── Data extract
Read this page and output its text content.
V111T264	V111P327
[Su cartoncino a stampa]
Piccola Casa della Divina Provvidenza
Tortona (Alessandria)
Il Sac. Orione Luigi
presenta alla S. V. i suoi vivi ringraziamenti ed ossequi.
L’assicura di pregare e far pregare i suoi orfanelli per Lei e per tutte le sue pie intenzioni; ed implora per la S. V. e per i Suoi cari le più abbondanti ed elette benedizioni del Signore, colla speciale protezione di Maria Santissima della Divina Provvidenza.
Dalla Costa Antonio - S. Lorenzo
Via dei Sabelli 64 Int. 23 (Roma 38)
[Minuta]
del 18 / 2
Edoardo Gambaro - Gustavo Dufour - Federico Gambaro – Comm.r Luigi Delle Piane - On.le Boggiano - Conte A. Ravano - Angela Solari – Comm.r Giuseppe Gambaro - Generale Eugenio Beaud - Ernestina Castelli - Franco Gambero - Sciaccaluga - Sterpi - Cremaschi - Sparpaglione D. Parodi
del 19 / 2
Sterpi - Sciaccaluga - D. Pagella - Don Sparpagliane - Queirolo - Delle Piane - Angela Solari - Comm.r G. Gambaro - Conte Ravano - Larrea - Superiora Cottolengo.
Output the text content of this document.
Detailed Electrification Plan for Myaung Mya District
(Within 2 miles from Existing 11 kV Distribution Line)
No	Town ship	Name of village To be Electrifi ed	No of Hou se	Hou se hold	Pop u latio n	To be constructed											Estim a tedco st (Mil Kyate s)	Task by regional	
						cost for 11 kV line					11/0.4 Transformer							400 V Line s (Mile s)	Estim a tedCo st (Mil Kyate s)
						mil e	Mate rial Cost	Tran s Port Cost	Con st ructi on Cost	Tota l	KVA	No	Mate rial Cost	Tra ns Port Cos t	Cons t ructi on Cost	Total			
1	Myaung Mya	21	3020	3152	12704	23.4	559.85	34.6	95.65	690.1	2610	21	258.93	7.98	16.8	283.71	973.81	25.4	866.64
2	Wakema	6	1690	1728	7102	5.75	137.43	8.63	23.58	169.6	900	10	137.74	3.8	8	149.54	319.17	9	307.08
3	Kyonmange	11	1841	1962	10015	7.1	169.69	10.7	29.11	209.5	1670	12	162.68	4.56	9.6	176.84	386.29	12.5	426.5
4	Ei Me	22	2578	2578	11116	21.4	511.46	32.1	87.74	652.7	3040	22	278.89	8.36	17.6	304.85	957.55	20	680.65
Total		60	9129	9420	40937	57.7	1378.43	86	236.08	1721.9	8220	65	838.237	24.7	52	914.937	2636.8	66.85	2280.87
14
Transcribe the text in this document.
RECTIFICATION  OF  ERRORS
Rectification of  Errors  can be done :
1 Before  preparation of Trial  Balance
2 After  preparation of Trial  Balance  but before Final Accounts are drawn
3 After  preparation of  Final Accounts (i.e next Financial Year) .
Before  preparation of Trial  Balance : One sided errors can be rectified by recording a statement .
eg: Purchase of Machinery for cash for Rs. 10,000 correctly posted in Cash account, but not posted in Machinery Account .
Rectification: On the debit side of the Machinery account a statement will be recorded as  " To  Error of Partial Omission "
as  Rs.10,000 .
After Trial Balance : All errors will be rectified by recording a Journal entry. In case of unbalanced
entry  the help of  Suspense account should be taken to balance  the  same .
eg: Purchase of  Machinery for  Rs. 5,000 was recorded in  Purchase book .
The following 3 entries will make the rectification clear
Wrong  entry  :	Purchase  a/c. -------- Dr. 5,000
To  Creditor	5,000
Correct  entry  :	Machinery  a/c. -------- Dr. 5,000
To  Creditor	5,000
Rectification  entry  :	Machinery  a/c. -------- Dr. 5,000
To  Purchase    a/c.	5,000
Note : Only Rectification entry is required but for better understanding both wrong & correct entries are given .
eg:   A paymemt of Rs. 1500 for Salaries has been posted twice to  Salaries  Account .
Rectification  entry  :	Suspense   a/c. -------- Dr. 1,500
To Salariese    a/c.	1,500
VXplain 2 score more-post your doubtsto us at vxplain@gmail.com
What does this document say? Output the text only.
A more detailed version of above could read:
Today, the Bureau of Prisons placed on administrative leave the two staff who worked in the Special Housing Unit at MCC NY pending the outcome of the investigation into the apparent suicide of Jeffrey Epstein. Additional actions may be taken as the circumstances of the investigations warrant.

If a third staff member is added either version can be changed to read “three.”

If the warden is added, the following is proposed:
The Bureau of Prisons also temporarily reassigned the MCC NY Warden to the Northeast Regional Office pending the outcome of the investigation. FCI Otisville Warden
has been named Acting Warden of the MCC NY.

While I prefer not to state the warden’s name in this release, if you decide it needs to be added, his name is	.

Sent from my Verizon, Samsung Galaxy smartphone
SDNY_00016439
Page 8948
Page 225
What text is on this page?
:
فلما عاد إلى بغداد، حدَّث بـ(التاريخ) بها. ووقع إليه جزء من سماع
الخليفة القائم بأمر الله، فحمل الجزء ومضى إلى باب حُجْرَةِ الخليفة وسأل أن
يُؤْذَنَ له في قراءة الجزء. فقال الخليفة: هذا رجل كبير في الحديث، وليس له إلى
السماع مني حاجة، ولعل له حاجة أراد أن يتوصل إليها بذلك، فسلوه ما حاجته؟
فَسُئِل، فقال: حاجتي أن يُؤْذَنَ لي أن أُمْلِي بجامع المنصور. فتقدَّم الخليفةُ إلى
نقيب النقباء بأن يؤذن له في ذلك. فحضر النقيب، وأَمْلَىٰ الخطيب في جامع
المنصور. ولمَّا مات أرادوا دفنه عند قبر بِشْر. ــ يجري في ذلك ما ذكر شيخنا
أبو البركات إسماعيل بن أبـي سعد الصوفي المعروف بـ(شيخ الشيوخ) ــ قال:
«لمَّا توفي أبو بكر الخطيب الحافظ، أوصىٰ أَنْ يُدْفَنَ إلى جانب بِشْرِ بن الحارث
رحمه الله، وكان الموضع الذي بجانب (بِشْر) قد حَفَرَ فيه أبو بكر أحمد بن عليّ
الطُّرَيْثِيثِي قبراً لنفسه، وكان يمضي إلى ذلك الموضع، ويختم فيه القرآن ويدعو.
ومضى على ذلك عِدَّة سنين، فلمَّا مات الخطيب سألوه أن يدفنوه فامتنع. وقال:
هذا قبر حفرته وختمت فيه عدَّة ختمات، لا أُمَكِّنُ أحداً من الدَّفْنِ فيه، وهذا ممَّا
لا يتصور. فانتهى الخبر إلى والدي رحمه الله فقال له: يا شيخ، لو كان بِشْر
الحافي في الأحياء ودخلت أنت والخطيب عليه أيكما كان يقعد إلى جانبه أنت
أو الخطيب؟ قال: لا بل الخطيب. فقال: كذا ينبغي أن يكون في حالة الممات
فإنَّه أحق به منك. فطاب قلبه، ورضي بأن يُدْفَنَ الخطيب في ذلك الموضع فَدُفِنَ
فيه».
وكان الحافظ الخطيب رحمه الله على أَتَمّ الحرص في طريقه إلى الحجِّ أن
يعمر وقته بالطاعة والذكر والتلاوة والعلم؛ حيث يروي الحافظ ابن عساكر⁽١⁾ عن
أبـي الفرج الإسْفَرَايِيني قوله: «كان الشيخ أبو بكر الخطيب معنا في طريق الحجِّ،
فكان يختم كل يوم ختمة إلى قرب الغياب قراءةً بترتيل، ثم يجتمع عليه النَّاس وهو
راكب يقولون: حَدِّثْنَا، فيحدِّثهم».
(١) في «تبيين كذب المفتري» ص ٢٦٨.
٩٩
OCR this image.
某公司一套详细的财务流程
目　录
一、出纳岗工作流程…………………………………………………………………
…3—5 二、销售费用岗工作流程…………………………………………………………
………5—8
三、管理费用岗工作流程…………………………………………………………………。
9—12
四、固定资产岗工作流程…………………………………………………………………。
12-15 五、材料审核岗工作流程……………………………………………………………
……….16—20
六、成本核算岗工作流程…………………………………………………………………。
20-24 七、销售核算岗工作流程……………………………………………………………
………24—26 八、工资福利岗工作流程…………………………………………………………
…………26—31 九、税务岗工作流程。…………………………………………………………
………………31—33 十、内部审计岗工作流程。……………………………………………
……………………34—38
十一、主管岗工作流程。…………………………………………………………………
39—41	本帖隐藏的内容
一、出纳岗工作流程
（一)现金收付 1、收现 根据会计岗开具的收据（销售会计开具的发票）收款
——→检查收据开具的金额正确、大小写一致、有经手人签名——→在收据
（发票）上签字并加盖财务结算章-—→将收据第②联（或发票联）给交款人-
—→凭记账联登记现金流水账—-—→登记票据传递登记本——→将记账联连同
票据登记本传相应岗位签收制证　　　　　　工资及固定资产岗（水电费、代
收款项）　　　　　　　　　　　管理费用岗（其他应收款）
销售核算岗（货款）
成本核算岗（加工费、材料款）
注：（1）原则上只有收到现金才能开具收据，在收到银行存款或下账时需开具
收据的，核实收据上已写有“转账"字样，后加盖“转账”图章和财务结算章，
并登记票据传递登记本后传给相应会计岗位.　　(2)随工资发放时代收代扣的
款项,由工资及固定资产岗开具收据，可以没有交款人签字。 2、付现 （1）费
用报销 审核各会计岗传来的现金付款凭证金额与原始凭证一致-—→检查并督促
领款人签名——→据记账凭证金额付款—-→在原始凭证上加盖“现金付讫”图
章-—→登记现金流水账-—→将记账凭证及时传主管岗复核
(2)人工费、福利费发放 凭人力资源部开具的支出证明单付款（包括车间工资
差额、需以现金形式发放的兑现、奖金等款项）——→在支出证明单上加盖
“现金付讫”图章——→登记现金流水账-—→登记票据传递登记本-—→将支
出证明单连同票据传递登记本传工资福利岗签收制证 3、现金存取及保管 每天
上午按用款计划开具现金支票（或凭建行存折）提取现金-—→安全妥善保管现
────
_Instruction:_
Give every line of the material that includes the string "entry".

_Response for this exercise:_
After Trial Balance : All errors will be rectified by recording a Journal entry. In case of unbalanced
entry  the help of  Suspense account should be taken to balance  the  same .
Wrong  entry  :	Purchase  a/c. -------- Dr. 5,000
Correct  entry  :	Machinery  a/c. -------- Dr. 5,000
Rectification  entry  :	Machinery  a/c. -------- Dr. 5,000
Note : Only Rectification entry is required but for better understanding both wrong & correct entries are given .
Rectification  entry  :	Suspense   a/c. -------- Dr. 1,500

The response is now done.